- **What you will do**
Reproduce the material in full, unchanged.

- **Source data**
▬▬▬▬▬▬

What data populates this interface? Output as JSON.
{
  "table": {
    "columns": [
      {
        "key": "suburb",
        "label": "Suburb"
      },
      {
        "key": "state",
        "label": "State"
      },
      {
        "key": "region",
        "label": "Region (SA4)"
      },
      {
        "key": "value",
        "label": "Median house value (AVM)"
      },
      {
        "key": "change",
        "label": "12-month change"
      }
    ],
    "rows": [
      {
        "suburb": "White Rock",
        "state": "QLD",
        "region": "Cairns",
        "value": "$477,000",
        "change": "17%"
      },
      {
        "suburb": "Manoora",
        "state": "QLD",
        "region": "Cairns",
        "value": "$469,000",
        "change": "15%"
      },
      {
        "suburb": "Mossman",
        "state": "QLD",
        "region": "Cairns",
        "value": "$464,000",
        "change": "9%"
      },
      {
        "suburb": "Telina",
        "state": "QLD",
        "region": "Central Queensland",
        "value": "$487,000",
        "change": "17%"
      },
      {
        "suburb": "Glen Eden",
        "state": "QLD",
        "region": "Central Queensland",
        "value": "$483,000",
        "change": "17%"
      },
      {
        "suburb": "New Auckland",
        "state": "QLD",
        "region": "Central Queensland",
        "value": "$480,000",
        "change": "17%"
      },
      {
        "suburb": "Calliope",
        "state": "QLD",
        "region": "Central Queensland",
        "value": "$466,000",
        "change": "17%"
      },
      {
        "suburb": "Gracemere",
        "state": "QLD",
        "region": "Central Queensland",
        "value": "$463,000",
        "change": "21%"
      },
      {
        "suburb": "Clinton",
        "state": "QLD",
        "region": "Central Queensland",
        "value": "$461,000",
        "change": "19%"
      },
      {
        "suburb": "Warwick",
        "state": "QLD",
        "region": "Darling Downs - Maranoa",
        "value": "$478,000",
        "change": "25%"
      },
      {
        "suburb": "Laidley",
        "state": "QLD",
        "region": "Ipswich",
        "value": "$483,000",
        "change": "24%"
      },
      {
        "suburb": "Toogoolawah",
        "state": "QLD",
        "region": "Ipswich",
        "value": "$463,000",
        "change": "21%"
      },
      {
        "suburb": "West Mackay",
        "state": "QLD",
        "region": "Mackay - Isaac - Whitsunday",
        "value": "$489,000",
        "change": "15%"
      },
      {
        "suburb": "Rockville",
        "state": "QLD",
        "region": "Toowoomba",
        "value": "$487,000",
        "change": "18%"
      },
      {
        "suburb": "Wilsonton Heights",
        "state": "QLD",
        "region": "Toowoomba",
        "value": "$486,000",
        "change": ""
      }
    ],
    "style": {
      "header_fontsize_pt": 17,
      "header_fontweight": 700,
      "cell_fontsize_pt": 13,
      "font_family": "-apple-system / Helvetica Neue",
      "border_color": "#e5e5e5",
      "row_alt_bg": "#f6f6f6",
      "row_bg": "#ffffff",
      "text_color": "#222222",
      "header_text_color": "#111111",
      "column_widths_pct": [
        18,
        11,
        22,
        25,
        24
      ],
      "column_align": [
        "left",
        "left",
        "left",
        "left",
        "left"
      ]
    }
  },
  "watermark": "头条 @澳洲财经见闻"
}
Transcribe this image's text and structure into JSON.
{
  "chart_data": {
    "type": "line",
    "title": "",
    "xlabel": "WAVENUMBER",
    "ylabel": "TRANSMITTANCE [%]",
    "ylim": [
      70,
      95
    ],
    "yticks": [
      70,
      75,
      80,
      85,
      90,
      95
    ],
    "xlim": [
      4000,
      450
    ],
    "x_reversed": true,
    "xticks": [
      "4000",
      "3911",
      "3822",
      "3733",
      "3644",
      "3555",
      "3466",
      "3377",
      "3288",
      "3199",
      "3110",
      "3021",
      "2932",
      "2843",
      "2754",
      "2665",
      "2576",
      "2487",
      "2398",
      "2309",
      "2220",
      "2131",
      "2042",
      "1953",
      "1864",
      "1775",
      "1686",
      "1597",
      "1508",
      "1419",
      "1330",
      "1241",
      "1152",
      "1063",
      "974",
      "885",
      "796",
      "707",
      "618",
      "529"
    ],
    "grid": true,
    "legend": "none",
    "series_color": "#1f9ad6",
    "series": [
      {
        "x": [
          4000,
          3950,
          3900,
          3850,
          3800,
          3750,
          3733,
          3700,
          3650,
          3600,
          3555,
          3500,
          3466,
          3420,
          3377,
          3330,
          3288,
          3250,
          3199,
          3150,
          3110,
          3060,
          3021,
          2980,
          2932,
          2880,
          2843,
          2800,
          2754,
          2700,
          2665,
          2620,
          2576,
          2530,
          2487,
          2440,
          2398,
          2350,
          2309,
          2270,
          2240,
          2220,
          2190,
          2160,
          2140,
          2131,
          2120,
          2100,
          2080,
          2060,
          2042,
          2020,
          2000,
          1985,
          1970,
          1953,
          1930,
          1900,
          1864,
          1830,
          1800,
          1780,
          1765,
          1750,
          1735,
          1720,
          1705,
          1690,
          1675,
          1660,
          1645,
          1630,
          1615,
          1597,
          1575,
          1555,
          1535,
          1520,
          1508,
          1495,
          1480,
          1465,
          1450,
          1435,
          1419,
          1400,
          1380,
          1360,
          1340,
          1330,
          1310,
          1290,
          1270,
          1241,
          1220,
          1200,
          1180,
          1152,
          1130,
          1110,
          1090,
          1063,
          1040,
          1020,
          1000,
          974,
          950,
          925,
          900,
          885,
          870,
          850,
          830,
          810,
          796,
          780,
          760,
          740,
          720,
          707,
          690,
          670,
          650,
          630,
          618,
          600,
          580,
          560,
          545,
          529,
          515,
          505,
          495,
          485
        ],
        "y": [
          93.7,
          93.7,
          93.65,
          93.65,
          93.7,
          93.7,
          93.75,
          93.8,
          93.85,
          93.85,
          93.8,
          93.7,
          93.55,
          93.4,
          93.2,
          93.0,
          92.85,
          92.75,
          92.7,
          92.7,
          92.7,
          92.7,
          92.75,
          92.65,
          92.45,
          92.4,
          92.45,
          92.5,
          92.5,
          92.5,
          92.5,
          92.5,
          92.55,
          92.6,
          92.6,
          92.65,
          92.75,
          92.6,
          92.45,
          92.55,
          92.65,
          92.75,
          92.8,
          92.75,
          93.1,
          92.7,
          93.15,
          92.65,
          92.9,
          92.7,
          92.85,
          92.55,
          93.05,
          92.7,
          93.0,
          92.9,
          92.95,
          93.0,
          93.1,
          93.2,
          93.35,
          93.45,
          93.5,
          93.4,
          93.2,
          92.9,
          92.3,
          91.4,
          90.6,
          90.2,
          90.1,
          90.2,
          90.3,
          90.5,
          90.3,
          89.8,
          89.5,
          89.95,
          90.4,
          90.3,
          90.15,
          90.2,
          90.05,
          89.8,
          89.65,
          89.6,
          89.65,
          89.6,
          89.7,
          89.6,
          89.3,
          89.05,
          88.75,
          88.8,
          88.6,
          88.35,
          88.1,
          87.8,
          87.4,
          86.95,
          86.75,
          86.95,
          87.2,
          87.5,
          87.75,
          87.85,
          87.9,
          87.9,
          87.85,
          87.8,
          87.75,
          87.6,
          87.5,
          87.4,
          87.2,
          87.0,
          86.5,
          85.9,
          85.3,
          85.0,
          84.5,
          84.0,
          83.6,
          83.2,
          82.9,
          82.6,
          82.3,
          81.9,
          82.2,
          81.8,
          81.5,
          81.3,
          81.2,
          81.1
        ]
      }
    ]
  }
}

▬▬▬▬▬▬

- **Task output**
What data populates this interface? Output as JSON.
{
  "table": {
    "columns": [
      {
        "key": "suburb",
        "label": "Suburb"
      },
      {
        "key": "state",
        "label": "State"
      },
      {
        "key": "region",
        "label": "Region (SA4)"
      },
      {
        "key": "value",
        "label": "Median house value (AVM)"
      },
      {
        "key": "change",
        "label": "12-month change"
      }
    ],
    "rows": [
      {
        "suburb": "White Rock",
        "state": "QLD",
        "region": "Cairns",
        "value": "$477,000",
        "change": "17%"
      },
      {
        "suburb": "Manoora",
        "state": "QLD",
        "region": "Cairns",
        "value": "$469,000",
        "change": "15%"
      },
      {
        "suburb": "Mossman",
        "state": "QLD",
        "region": "Cairns",
        "value": "$464,000",
        "change": "9%"
      },
      {
        "suburb": "Telina",
        "state": "QLD",
        "region": "Central Queensland",
        "value": "$487,000",
        "change": "17%"
      },
      {
        "suburb": "Glen Eden",
        "state": "QLD",
        "region": "Central Queensland",
        "value": "$483,000",
        "change": "17%"
      },
      {
        "suburb": "New Auckland",
        "state": "QLD",
        "region": "Central Queensland",
        "value": "$480,000",
        "change": "17%"
      },
      {
        "suburb": "Calliope",
        "state": "QLD",
        "region": "Central Queensland",
        "value": "$466,000",
        "change": "17%"
      },
      {
        "suburb": "Gracemere",
        "state": "QLD",
        "region": "Central Queensland",
        "value": "$463,000",
        "change": "21%"
      },
      {
        "suburb": "Clinton",
        "state": "QLD",
        "region": "Central Queensland",
        "value": "$461,000",
        "change": "19%"
      },
      {
        "suburb": "Warwick",
        "state": "QLD",
        "region": "Darling Downs - Maranoa",
        "value": "$478,000",
        "change": "25%"
      },
      {
        "suburb": "Laidley",
        "state": "QLD",
        "region": "Ipswich",
        "value": "$483,000",
        "change": "24%"
      },
      {
        "suburb": "Toogoolawah",
        "state": "QLD",
        "region": "Ipswich",
        "value": "$463,000",
        "change": "21%"
      },
      {
        "suburb": "West Mackay",
        "state": "QLD",
        "region": "Mackay - Isaac - Whitsunday",
        "value": "$489,000",
        "change": "15%"
      },
      {
        "suburb": "Rockville",
        "state": "QLD",
        "region": "Toowoomba",
        "value": "$487,000",
        "change": "18%"
      },
      {
        "suburb": "Wilsonton Heights",
        "state": "QLD",
        "region": "Toowoomba",
        "value": "$486,000",
        "change": ""
      }
    ],
    "style": {
      "header_fontsize_pt": 17,
      "header_fontweight": 700,
      "cell_fontsize_pt": 13,
      "font_family": "-apple-system / Helvetica Neue",
      "border_color": "#e5e5e5",
      "row_alt_bg": "#f6f6f6",
      "row_bg": "#ffffff",
      "text_color": "#222222",
      "header_text_color": "#111111",
      "column_widths_pct": [
        18,
        11,
        22,
        25,
        24
      ],
      "column_align": [
        "left",
        "left",
        "left",
        "left",
        "left"
      ]
    }
  },
  "watermark": "头条 @澳洲财经见闻"
}
Transcribe this image's text and structure into JSON.
{
  "chart_data": {
    "type": "line",
    "title": "",
    "xlabel": "WAVENUMBER",
    "ylabel": "TRANSMITTANCE [%]",
    "ylim": [
      70,
      95
    ],
    "yticks": [
      70,
      75,
      80,
      85,
      90,
      95
    ],
    "xlim": [
      4000,
      450
    ],
    "x_reversed": true,
    "xticks": [
      "4000",
      "3911",
      "3822",
      "3733",
      "3644",
      "3555",
      "3466",
      "3377",
      "3288",
      "3199",
      "3110",
      "3021",
      "2932",
      "2843",
      "2754",
      "2665",
      "2576",
      "2487",
      "2398",
      "2309",
      "2220",
      "2131",
      "2042",
      "1953",
      "1864",
      "1775",
      "1686",
      "1597",
      "1508",
      "1419",
      "1330",
      "1241",
      "1152",
      "1063",
      "974",
      "885",
      "796",
      "707",
      "618",
      "529"
    ],
    "grid": true,
    "legend": "none",
    "series_color": "#1f9ad6",
    "series": [
      {
        "x": [
          4000,
          3950,
          3900,
          3850,
          3800,
          3750,
          3733,
          3700,
          3650,
          3600,
          3555,
          3500,
          3466,
          3420,
          3377,
          3330,
          3288,
          3250,
          3199,
          3150,
          3110,
          3060,
          3021,
          2980,
          2932,
          2880,
          2843,
          2800,
          2754,
          2700,
          2665,
          2620,
          2576,
          2530,
          2487,
          2440,
          2398,
          2350,
          2309,
          2270,
          2240,
          2220,
          2190,
          2160,
          2140,
          2131,
          2120,
          2100,
          2080,
          2060,
          2042,
          2020,
          2000,
          1985,
          1970,
          1953,
          1930,
          1900,
          1864,
          1830,
          1800,
          1780,
          1765,
          1750,
          1735,
          1720,
          1705,
          1690,
          1675,
          1660,
          1645,
          1630,
          1615,
          1597,
          1575,
          1555,
          1535,
          1520,
          1508,
          1495,
          1480,
          1465,
          1450,
          1435,
          1419,
          1400,
          1380,
          1360,
          1340,
          1330,
          1310,
          1290,
          1270,
          1241,
          1220,
          1200,
          1180,
          1152,
          1130,
          1110,
          1090,
          1063,
          1040,
          1020,
          1000,
          974,
          950,
          925,
          900,
          885,
          870,
          850,
          830,
          810,
          796,
          780,
          760,
          740,
          720,
          707,
          690,
          670,
          650,
          630,
          618,
          600,
          580,
          560,
          545,
          529,
          515,
          505,
          495,
          485
        ],
        "y": [
          93.7,
          93.7,
          93.65,
          93.65,
          93.7,
          93.7,
          93.75,
          93.8,
          93.85,
          93.85,
          93.8,
          93.7,
          93.55,
          93.4,
          93.2,
          93.0,
          92.85,
          92.75,
          92.7,
          92.7,
          92.7,
          92.7,
          92.75,
          92.65,
          92.45,
          92.4,
          92.45,
          92.5,
          92.5,
          92.5,
          92.5,
          92.5,
          92.55,
          92.6,
          92.6,
          92.65,
          92.75,
          92.6,
          92.45,
          92.55,
          92.65,
          92.75,
          92.8,
          92.75,
          93.1,
          92.7,
          93.15,
          92.65,
          92.9,
          92.7,
          92.85,
          92.55,
          93.05,
          92.7,
          93.0,
          92.9,
          92.95,
          93.0,
          93.1,
          93.2,
          93.35,
          93.45,
          93.5,
          93.4,
          93.2,
          92.9,
          92.3,
          91.4,
          90.6,
          90.2,
          90.1,
          90.2,
          90.3,
          90.5,
          90.3,
          89.8,
          89.5,
          89.95,
          90.4,
          90.3,
          90.15,
          90.2,
          90.05,
          89.8,
          89.65,
          89.6,
          89.65,
          89.6,
          89.7,
          89.6,
          89.3,
          89.05,
          88.75,
          88.8,
          88.6,
          88.35,
          88.1,
          87.8,
          87.4,
          86.95,
          86.75,
          86.95,
          87.2,
          87.5,
          87.75,
          87.85,
          87.9,
          87.9,
          87.85,
          87.8,
          87.75,
          87.6,
          87.5,
          87.4,
          87.2,
          87.0,
          86.5,
          85.9,
          85.3,
          85.0,
          84.5,
          84.0,
          83.6,
          83.2,
          82.9,
          82.6,
          82.3,
          81.9,
          82.2,
          81.8,
          81.5,
          81.3,
          81.2,
          81.1
        ]
      }
    ]
  }
}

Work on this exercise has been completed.